INSTRUCTION>
Every line below is to be copied exactly, with the pictures left out.

-=-=-=-=-

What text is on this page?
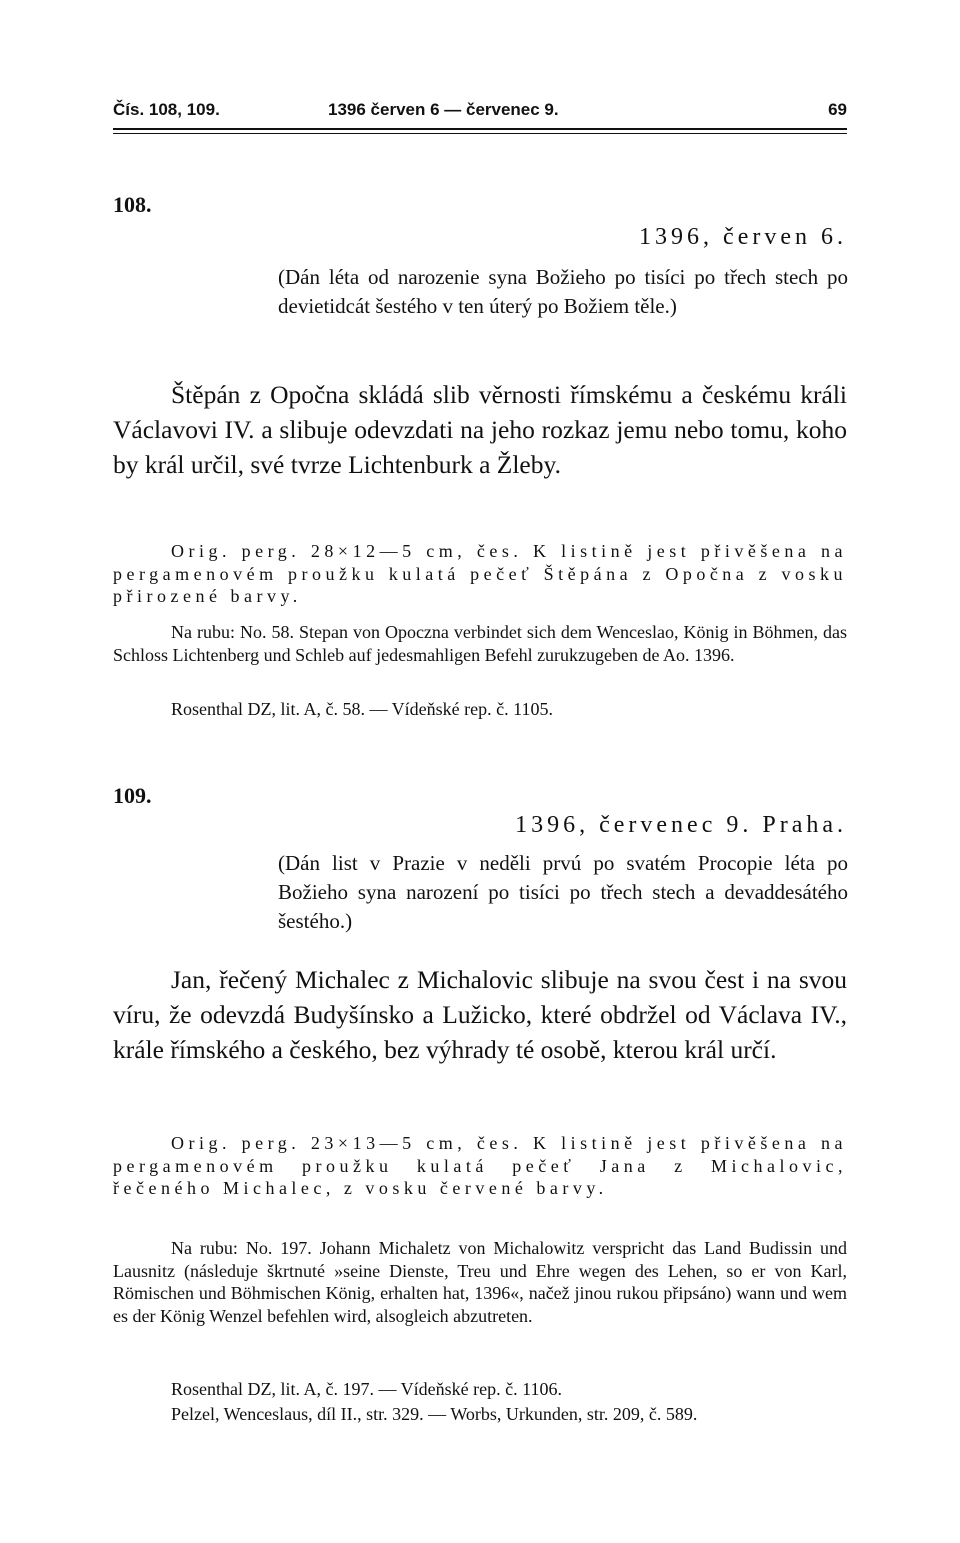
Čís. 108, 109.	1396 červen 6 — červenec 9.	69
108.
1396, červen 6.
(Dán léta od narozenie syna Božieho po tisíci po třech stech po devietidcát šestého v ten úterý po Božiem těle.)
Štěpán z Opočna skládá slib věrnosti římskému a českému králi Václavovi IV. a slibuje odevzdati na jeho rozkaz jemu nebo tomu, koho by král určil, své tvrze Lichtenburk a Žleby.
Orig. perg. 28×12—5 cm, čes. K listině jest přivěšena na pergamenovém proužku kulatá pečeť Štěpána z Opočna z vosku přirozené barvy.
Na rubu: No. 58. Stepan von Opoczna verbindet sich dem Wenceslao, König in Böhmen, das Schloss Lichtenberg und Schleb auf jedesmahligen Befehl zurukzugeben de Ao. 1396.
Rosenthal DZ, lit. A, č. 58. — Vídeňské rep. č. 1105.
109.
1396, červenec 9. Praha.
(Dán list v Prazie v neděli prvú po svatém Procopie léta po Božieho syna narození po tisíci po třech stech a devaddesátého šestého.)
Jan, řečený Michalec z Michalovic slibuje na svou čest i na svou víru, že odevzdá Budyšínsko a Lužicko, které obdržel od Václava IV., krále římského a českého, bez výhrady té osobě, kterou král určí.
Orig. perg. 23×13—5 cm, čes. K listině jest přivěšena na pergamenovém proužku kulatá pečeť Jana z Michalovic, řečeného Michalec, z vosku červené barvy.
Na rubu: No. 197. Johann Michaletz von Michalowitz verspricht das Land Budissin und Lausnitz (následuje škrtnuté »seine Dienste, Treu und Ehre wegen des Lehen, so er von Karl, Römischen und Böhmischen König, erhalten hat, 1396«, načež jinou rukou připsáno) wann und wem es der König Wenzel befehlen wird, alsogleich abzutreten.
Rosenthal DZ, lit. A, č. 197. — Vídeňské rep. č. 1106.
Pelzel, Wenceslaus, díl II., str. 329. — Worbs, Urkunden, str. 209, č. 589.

-=-=-=-=-

TASK RESULT>
What text is on this page?
Čís. 108, 109.	1396 červen 6 — červenec 9.	69
108.
1396, červen 6.
(Dán léta od narozenie syna Božieho po tisíci po třech stech po devietidcát šestého v ten úterý po Božiem těle.)
Štěpán z Opočna skládá slib věrnosti římskému a českému králi Václavovi IV. a slibuje odevzdati na jeho rozkaz jemu nebo tomu, koho by král určil, své tvrze Lichtenburk a Žleby.
Orig. perg. 28×12—5 cm, čes. K listině jest přivěšena na pergamenovém proužku kulatá pečeť Štěpána z Opočna z vosku přirozené barvy.
Na rubu: No. 58. Stepan von Opoczna verbindet sich dem Wenceslao, König in Böhmen, das Schloss Lichtenberg und Schleb auf jedesmahligen Befehl zurukzugeben de Ao. 1396.
Rosenthal DZ, lit. A, č. 58. — Vídeňské rep. č. 1105.
109.
1396, červenec 9. Praha.
(Dán list v Prazie v neděli prvú po svatém Procopie léta po Božieho syna narození po tisíci po třech stech a devaddesátého šestého.)
Jan, řečený Michalec z Michalovic slibuje na svou čest i na svou víru, že odevzdá Budyšínsko a Lužicko, které obdržel od Václava IV., krále římského a českého, bez výhrady té osobě, kterou král určí.
Orig. perg. 23×13—5 cm, čes. K listině jest přivěšena na pergamenovém proužku kulatá pečeť Jana z Michalovic, řečeného Michalec, z vosku červené barvy.
Na rubu: No. 197. Johann Michaletz von Michalowitz verspricht das Land Budissin und Lausnitz (následuje škrtnuté »seine Dienste, Treu und Ehre wegen des Lehen, so er von Karl, Römischen und Böhmischen König, erhalten hat, 1396«, načež jinou rukou připsáno) wann und wem es der König Wenzel befehlen wird, alsogleich abzutreten.
Rosenthal DZ, lit. A, č. 197. — Vídeňské rep. č. 1106.
Pelzel, Wenceslaus, díl II., str. 329. — Worbs, Urkunden, str. 209, č. 589.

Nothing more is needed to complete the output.